- [Exercise objective] Check every line below for the word "date" and show those that hold it.
··········
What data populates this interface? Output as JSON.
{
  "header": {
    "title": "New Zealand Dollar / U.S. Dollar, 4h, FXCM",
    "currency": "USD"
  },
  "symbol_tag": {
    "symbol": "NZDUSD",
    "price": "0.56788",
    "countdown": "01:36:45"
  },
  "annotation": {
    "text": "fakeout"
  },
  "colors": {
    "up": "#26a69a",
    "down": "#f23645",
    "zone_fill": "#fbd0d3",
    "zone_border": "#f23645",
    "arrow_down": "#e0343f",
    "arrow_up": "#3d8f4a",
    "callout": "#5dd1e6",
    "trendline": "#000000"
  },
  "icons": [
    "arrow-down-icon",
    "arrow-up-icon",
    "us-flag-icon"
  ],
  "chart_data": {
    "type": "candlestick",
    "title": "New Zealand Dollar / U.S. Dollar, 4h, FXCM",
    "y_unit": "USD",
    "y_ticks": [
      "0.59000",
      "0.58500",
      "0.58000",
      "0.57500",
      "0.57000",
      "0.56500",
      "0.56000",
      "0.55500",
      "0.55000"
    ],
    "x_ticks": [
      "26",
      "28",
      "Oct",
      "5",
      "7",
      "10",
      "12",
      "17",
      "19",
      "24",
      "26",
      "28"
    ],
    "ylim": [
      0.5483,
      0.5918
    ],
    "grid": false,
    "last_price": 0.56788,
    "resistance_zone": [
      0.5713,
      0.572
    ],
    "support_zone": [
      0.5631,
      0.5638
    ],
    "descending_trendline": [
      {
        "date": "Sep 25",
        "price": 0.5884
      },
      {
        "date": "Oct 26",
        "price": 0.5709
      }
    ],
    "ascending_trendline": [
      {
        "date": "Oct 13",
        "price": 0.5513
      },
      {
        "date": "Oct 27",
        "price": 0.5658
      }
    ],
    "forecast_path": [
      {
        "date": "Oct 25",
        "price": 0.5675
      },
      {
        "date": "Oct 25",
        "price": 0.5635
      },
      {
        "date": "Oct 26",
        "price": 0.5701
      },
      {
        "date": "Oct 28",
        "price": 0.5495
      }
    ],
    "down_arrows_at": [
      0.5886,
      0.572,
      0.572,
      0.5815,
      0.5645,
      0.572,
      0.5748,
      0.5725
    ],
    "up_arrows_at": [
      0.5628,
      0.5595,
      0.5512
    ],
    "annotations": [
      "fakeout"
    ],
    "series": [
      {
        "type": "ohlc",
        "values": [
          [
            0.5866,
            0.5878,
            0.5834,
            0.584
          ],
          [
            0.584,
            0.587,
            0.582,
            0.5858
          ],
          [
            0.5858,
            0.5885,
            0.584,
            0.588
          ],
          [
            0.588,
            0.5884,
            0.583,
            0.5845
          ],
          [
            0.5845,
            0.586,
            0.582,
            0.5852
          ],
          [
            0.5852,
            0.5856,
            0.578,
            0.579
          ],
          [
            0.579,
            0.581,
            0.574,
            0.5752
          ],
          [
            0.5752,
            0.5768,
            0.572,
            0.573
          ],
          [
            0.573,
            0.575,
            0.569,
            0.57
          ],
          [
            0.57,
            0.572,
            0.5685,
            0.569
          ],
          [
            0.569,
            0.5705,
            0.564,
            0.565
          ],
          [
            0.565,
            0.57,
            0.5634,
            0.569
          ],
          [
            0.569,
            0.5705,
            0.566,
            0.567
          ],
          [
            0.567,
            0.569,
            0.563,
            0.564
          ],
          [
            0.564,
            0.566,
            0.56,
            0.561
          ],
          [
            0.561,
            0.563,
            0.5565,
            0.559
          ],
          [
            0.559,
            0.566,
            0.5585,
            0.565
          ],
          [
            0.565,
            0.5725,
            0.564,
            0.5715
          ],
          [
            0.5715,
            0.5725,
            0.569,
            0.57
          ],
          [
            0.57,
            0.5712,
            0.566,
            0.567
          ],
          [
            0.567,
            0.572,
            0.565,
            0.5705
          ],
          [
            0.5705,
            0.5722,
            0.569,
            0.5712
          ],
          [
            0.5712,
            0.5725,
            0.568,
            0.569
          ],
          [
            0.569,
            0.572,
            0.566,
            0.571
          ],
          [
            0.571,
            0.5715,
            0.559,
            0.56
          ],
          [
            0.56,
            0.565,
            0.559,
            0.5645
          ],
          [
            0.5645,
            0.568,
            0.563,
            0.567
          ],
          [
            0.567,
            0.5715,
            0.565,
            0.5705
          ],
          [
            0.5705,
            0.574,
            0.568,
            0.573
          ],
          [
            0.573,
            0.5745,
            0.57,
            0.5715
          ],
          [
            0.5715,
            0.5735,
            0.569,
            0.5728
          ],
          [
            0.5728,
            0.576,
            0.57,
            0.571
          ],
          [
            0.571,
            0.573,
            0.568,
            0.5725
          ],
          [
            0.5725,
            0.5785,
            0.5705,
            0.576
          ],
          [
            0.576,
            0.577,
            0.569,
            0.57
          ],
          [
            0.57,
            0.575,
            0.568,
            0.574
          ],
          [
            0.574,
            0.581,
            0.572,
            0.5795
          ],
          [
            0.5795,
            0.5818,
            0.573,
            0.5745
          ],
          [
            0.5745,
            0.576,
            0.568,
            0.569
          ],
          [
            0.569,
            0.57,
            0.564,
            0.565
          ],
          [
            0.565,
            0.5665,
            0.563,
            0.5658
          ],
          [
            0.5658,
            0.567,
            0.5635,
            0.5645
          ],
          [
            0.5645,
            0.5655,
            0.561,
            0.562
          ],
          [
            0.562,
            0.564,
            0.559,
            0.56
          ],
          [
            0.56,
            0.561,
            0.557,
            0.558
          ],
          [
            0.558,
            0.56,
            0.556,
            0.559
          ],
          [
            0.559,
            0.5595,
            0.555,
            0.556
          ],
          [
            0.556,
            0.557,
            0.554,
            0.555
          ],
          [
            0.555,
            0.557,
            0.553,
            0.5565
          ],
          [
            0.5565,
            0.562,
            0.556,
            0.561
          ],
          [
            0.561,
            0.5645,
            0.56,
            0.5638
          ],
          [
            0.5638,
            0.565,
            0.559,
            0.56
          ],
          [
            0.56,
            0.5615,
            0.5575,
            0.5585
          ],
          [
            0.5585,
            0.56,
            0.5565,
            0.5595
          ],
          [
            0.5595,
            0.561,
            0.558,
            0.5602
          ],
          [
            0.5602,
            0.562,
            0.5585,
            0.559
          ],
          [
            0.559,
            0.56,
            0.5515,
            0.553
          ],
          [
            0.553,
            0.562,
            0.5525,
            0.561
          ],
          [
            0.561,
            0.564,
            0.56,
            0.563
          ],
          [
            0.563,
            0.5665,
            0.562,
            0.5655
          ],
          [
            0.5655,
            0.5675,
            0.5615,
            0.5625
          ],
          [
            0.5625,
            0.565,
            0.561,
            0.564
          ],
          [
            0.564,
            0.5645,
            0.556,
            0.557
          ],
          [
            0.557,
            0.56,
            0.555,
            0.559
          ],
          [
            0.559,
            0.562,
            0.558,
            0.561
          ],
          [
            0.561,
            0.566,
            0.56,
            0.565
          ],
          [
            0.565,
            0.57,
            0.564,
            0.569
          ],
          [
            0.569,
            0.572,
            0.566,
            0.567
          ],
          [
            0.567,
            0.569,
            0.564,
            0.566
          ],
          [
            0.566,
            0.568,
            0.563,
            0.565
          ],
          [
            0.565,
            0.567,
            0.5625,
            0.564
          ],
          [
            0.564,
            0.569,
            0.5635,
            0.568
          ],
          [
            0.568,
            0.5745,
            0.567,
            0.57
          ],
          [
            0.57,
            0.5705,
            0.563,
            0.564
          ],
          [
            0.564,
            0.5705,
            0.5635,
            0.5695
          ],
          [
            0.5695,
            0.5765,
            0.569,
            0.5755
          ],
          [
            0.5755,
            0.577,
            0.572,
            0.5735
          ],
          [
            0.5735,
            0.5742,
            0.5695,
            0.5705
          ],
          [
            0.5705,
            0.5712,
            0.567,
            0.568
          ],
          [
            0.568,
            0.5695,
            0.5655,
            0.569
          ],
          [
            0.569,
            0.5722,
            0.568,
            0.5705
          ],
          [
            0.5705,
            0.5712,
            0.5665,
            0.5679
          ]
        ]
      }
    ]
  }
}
··········
- [Response to this exercise]
        "date": "Sep 25",
        "date": "Oct 26",
        "date": "Oct 13",
        "date": "Oct 27",
        "date": "Oct 25",
        "date": "Oct 25",
        "date": "Oct 26",
        "date": "Oct 28",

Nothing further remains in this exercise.